Problem to solve » In full and without alteration, give the listing again.

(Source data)
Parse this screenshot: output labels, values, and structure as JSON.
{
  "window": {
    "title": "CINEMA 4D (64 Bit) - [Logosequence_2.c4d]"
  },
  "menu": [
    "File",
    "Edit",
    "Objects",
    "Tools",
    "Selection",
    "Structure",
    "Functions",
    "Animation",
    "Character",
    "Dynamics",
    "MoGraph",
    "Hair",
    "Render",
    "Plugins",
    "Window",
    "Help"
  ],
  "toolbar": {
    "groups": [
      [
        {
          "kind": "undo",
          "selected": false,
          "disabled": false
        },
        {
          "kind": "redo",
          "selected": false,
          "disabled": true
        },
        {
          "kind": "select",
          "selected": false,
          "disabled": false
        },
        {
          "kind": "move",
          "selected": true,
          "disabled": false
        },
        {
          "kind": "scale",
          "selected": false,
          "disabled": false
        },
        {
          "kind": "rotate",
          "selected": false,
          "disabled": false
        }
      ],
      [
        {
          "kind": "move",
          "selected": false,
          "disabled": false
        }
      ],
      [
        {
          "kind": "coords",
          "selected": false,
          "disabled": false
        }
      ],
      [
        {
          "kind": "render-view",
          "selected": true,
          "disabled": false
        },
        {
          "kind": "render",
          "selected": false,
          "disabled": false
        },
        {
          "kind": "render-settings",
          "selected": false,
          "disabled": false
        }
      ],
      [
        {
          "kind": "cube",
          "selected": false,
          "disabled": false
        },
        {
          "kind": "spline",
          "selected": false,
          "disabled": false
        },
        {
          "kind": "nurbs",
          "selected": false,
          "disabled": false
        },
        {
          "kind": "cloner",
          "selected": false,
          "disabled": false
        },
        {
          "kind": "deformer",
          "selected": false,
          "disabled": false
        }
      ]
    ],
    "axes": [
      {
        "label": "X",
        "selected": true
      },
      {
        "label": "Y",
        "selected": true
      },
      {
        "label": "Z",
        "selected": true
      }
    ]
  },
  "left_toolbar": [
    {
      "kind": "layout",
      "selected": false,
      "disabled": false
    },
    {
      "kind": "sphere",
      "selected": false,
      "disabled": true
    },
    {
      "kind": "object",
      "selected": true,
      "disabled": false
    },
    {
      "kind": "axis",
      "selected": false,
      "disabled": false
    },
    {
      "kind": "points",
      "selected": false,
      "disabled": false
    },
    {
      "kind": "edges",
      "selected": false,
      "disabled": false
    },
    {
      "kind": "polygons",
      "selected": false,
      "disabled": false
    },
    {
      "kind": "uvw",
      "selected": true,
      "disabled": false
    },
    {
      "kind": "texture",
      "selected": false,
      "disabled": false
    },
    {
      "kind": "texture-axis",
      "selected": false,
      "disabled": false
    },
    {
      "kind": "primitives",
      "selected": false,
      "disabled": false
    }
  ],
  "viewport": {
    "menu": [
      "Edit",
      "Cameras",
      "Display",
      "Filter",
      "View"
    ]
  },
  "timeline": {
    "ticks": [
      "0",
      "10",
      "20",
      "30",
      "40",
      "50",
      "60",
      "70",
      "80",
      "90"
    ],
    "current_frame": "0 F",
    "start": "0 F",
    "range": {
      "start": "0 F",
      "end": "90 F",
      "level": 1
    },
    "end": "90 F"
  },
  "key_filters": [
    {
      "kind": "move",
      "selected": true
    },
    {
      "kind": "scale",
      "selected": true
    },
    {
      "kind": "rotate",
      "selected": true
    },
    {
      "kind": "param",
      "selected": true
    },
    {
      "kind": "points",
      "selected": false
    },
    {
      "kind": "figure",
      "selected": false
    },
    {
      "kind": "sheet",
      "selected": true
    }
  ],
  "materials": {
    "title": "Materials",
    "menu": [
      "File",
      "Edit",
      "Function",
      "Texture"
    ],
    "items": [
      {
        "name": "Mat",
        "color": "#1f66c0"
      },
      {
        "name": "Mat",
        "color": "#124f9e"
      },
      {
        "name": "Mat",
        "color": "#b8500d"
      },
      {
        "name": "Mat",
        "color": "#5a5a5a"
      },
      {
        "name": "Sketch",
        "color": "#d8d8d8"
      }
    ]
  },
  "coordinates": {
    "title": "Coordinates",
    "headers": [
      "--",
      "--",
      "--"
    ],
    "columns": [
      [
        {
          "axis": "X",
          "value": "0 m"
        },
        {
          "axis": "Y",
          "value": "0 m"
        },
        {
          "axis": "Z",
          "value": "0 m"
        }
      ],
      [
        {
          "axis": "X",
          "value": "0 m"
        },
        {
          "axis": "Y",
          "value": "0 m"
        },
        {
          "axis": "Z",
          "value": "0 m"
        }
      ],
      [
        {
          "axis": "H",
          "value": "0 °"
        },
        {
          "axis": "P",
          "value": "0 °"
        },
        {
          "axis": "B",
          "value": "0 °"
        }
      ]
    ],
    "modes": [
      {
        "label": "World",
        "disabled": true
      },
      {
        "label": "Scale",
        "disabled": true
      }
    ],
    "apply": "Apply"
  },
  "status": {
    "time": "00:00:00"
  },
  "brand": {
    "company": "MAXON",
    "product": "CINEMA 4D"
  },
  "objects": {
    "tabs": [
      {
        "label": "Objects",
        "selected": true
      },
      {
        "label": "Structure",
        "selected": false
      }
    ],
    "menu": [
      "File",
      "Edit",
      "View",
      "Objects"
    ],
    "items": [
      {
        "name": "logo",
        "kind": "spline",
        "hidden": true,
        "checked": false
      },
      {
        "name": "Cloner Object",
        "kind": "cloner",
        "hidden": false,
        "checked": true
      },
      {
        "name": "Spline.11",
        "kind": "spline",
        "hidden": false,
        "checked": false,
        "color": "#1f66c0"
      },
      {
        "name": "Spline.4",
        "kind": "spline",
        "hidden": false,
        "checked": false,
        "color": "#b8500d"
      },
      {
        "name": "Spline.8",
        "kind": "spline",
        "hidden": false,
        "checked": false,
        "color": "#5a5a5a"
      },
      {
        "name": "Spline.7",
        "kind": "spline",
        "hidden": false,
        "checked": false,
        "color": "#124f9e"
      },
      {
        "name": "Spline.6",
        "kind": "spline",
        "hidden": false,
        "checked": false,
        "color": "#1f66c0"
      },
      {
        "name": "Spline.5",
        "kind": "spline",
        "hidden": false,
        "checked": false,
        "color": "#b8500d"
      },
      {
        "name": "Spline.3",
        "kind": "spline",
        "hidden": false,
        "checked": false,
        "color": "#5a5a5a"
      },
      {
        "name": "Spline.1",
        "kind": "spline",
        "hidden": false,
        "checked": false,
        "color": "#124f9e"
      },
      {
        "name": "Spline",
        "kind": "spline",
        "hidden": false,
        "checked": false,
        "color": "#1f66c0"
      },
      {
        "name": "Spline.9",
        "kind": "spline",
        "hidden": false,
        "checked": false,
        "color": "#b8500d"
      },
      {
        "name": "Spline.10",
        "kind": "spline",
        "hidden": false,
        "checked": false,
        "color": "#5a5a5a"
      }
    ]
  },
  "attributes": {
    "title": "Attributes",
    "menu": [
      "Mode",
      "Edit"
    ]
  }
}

Answer to this problem »
Parse this screenshot: output labels, values, and structure as JSON.
{
  "window": {
    "title": "CINEMA 4D (64 Bit) - [Logosequence_2.c4d]"
  },
  "menu": [
    "File",
    "Edit",
    "Objects",
    "Tools",
    "Selection",
    "Structure",
    "Functions",
    "Animation",
    "Character",
    "Dynamics",
    "MoGraph",
    "Hair",
    "Render",
    "Plugins",
    "Window",
    "Help"
  ],
  "toolbar": {
    "groups": [
      [
        {
          "kind": "undo",
          "selected": false,
          "disabled": false
        },
        {
          "kind": "redo",
          "selected": false,
          "disabled": true
        },
        {
          "kind": "select",
          "selected": false,
          "disabled": false
        },
        {
          "kind": "move",
          "selected": true,
          "disabled": false
        },
        {
          "kind": "scale",
          "selected": false,
          "disabled": false
        },
        {
          "kind": "rotate",
          "selected": false,
          "disabled": false
        }
      ],
      [
        {
          "kind": "move",
          "selected": false,
          "disabled": false
        }
      ],
      [
        {
          "kind": "coords",
          "selected": false,
          "disabled": false
        }
      ],
      [
        {
          "kind": "render-view",
          "selected": true,
          "disabled": false
        },
        {
          "kind": "render",
          "selected": false,
          "disabled": false
        },
        {
          "kind": "render-settings",
          "selected": false,
          "disabled": false
        }
      ],
      [
        {
          "kind": "cube",
          "selected": false,
          "disabled": false
        },
        {
          "kind": "spline",
          "selected": false,
          "disabled": false
        },
        {
          "kind": "nurbs",
          "selected": false,
          "disabled": false
        },
        {
          "kind": "cloner",
          "selected": false,
          "disabled": false
        },
        {
          "kind": "deformer",
          "selected": false,
          "disabled": false
        }
      ]
    ],
    "axes": [
      {
        "label": "X",
        "selected": true
      },
      {
        "label": "Y",
        "selected": true
      },
      {
        "label": "Z",
        "selected": true
      }
    ]
  },
  "left_toolbar": [
    {
      "kind": "layout",
      "selected": false,
      "disabled": false
    },
    {
      "kind": "sphere",
      "selected": false,
      "disabled": true
    },
    {
      "kind": "object",
      "selected": true,
      "disabled": false
    },
    {
      "kind": "axis",
      "selected": false,
      "disabled": false
    },
    {
      "kind": "points",
      "selected": false,
      "disabled": false
    },
    {
      "kind": "edges",
      "selected": false,
      "disabled": false
    },
    {
      "kind": "polygons",
      "selected": false,
      "disabled": false
    },
    {
      "kind": "uvw",
      "selected": true,
      "disabled": false
    },
    {
      "kind": "texture",
      "selected": false,
      "disabled": false
    },
    {
      "kind": "texture-axis",
      "selected": false,
      "disabled": false
    },
    {
      "kind": "primitives",
      "selected": false,
      "disabled": false
    }
  ],
  "viewport": {
    "menu": [
      "Edit",
      "Cameras",
      "Display",
      "Filter",
      "View"
    ]
  },
  "timeline": {
    "ticks": [
      "0",
      "10",
      "20",
      "30",
      "40",
      "50",
      "60",
      "70",
      "80",
      "90"
    ],
    "current_frame": "0 F",
    "start": "0 F",
    "range": {
      "start": "0 F",
      "end": "90 F",
      "level": 1
    },
    "end": "90 F"
  },
  "key_filters": [
    {
      "kind": "move",
      "selected": true
    },
    {
      "kind": "scale",
      "selected": true
    },
    {
      "kind": "rotate",
      "selected": true
    },
    {
      "kind": "param",
      "selected": true
    },
    {
      "kind": "points",
      "selected": false
    },
    {
      "kind": "figure",
      "selected": false
    },
    {
      "kind": "sheet",
      "selected": true
    }
  ],
  "materials": {
    "title": "Materials",
    "menu": [
      "File",
      "Edit",
      "Function",
      "Texture"
    ],
    "items": [
      {
        "name": "Mat",
        "color": "#1f66c0"
      },
      {
        "name": "Mat",
        "color": "#124f9e"
      },
      {
        "name": "Mat",
        "color": "#b8500d"
      },
      {
        "name": "Mat",
        "color": "#5a5a5a"
      },
      {
        "name": "Sketch",
        "color": "#d8d8d8"
      }
    ]
  },
  "coordinates": {
    "title": "Coordinates",
    "headers": [
      "--",
      "--",
      "--"
    ],
    "columns": [
      [
        {
          "axis": "X",
          "value": "0 m"
        },
        {
          "axis": "Y",
          "value": "0 m"
        },
        {
          "axis": "Z",
          "value": "0 m"
        }
      ],
      [
        {
          "axis": "X",
          "value": "0 m"
        },
        {
          "axis": "Y",
          "value": "0 m"
        },
        {
          "axis": "Z",
          "value": "0 m"
        }
      ],
      [
        {
          "axis": "H",
          "value": "0 °"
        },
        {
          "axis": "P",
          "value": "0 °"
        },
        {
          "axis": "B",
          "value": "0 °"
        }
      ]
    ],
    "modes": [
      {
        "label": "World",
        "disabled": true
      },
      {
        "label": "Scale",
        "disabled": true
      }
    ],
    "apply": "Apply"
  },
  "status": {
    "time": "00:00:00"
  },
  "brand": {
    "company": "MAXON",
    "product": "CINEMA 4D"
  },
  "objects": {
    "tabs": [
      {
        "label": "Objects",
        "selected": true
      },
      {
        "label": "Structure",
        "selected": false
      }
    ],
    "menu": [
      "File",
      "Edit",
      "View",
      "Objects"
    ],
    "items": [
      {
        "name": "logo",
        "kind": "spline",
        "hidden": true,
        "checked": false
      },
      {
        "name": "Cloner Object",
        "kind": "cloner",
        "hidden": false,
        "checked": true
      },
      {
        "name": "Spline.11",
        "kind": "spline",
        "hidden": false,
        "checked": false,
        "color": "#1f66c0"
      },
      {
        "name": "Spline.4",
        "kind": "spline",
        "hidden": false,
        "checked": false,
        "color": "#b8500d"
      },
      {
        "name": "Spline.8",
        "kind": "spline",
        "hidden": false,
        "checked": false,
        "color": "#5a5a5a"
      },
      {
        "name": "Spline.7",
        "kind": "spline",
        "hidden": false,
        "checked": false,
        "color": "#124f9e"
      },
      {
        "name": "Spline.6",
        "kind": "spline",
        "hidden": false,
        "checked": false,
        "color": "#1f66c0"
      },
      {
        "name": "Spline.5",
        "kind": "spline",
        "hidden": false,
        "checked": false,
        "color": "#b8500d"
      },
      {
        "name": "Spline.3",
        "kind": "spline",
        "hidden": false,
        "checked": false,
        "color": "#5a5a5a"
      },
      {
        "name": "Spline.1",
        "kind": "spline",
        "hidden": false,
        "checked": false,
        "color": "#124f9e"
      },
      {
        "name": "Spline",
        "kind": "spline",
        "hidden": false,
        "checked": false,
        "color": "#1f66c0"
      },
      {
        "name": "Spline.9",
        "kind": "spline",
        "hidden": false,
        "checked": false,
        "color": "#b8500d"
      },
      {
        "name": "Spline.10",
        "kind": "spline",
        "hidden": false,
        "checked": false,
        "color": "#5a5a5a"
      }
    ]
  },
  "attributes": {
    "title": "Attributes",
    "menu": [
      "Mode",
      "Edit"
    ]
  }
}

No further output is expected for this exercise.